### Listed entries:
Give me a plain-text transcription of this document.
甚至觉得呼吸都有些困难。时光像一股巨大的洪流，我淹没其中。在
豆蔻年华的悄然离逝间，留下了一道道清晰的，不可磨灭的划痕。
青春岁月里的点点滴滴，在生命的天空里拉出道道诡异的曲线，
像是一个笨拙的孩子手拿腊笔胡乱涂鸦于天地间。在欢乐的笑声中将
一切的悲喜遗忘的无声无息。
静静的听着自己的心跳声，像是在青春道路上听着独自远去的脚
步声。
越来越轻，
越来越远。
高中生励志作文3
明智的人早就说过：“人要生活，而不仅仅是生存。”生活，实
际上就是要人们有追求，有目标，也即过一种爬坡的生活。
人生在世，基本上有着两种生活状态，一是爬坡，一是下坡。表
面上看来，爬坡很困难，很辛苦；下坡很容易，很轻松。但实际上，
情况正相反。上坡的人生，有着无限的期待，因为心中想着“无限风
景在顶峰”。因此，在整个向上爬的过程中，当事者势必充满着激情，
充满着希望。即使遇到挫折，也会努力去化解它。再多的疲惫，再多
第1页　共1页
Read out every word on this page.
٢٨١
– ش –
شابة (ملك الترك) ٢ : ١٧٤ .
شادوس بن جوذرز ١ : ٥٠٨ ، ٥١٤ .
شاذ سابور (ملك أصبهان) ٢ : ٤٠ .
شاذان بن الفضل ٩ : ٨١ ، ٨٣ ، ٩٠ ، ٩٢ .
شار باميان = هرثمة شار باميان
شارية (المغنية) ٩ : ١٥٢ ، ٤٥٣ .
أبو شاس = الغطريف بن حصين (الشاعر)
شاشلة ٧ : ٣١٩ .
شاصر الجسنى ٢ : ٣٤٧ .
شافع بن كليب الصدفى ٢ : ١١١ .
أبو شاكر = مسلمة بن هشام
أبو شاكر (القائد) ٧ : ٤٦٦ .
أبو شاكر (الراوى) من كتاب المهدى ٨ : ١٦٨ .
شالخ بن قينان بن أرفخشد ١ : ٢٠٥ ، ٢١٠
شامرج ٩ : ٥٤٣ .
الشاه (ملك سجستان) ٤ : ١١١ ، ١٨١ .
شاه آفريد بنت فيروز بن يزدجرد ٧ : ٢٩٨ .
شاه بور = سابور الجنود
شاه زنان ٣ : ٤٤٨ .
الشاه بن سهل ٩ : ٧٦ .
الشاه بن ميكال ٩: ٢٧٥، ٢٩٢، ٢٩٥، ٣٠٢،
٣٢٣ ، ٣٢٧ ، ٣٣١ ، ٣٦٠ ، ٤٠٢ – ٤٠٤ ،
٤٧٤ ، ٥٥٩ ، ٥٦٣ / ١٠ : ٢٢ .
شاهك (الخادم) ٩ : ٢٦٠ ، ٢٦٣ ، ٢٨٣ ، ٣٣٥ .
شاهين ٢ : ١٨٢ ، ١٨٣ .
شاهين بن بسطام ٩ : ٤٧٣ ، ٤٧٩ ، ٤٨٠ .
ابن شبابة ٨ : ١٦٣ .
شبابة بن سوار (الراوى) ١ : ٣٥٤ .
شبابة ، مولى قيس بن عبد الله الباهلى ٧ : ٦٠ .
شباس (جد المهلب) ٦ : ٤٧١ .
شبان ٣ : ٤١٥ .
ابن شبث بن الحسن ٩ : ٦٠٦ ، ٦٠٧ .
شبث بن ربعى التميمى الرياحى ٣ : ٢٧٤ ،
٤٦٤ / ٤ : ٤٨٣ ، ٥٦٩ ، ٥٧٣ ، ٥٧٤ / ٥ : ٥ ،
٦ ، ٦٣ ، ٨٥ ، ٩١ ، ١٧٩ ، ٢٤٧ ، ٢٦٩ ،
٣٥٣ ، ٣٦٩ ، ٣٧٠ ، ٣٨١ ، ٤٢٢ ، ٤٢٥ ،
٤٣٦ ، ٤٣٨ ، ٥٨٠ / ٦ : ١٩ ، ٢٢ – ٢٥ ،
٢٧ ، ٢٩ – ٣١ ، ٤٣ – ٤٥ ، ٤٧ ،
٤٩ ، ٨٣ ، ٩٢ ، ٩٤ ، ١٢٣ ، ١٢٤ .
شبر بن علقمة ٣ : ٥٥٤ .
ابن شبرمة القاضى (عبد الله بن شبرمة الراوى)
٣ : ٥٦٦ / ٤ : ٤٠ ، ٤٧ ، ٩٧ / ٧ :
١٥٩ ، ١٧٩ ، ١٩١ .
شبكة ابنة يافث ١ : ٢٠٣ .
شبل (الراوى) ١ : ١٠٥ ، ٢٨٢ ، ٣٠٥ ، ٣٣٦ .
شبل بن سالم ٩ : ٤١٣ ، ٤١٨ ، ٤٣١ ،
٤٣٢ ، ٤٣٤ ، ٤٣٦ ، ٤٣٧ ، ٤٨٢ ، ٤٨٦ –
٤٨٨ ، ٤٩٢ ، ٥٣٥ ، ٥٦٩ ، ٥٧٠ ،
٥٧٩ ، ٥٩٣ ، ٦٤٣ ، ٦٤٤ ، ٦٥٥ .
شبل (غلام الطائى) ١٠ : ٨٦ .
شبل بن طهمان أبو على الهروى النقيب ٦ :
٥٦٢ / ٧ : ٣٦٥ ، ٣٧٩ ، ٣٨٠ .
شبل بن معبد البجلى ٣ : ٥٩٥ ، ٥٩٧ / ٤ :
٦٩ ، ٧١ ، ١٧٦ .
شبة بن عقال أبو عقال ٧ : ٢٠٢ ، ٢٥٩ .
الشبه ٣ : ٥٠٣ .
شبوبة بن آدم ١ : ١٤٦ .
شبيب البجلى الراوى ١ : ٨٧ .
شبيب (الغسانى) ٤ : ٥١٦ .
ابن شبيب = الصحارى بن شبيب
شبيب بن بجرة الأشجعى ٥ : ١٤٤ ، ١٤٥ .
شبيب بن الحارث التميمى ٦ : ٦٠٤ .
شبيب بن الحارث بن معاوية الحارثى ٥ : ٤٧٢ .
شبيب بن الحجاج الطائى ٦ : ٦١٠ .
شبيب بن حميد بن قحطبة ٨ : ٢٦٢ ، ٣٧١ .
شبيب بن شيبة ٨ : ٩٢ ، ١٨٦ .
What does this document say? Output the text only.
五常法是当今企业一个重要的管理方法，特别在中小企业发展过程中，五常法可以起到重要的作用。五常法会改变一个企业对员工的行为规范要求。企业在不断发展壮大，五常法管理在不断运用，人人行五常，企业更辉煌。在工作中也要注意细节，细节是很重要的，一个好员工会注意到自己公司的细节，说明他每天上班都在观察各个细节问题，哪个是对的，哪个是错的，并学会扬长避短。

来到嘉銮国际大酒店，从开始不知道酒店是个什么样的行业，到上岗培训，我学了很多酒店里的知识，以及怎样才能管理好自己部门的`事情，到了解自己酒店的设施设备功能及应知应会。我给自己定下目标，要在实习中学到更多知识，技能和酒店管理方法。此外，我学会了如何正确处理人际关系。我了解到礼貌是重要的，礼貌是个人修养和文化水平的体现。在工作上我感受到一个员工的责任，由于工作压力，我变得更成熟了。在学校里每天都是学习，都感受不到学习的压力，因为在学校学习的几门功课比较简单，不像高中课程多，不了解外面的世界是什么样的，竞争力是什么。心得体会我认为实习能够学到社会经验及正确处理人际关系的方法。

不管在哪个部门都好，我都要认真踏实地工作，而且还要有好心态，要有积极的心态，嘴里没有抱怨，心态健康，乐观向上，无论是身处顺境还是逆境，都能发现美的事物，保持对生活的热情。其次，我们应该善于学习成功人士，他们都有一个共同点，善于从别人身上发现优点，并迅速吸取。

### Task instructions:
Read the data above. Pull out each line in which the string "شبيب" appears.

### Solution:
شبيب البجلى الراوى ١ : ٨٧ .
شبيب (الغسانى) ٤ : ٥١٦ .
ابن شبيب = الصحارى بن شبيب
شبيب بن بجرة الأشجعى ٥ : ١٤٤ ، ١٤٥ .
شبيب بن الحارث التميمى ٦ : ٦٠٤ .
شبيب بن الحارث بن معاوية الحارثى ٥ : ٤٧٢ .
شبيب بن الحجاج الطائى ٦ : ٦١٠ .
شبيب بن حميد بن قحطبة ٨ : ٢٦٢ ، ٣٧١ .
شبيب بن شيبة ٨ : ٩٢ ، ١٨٦ .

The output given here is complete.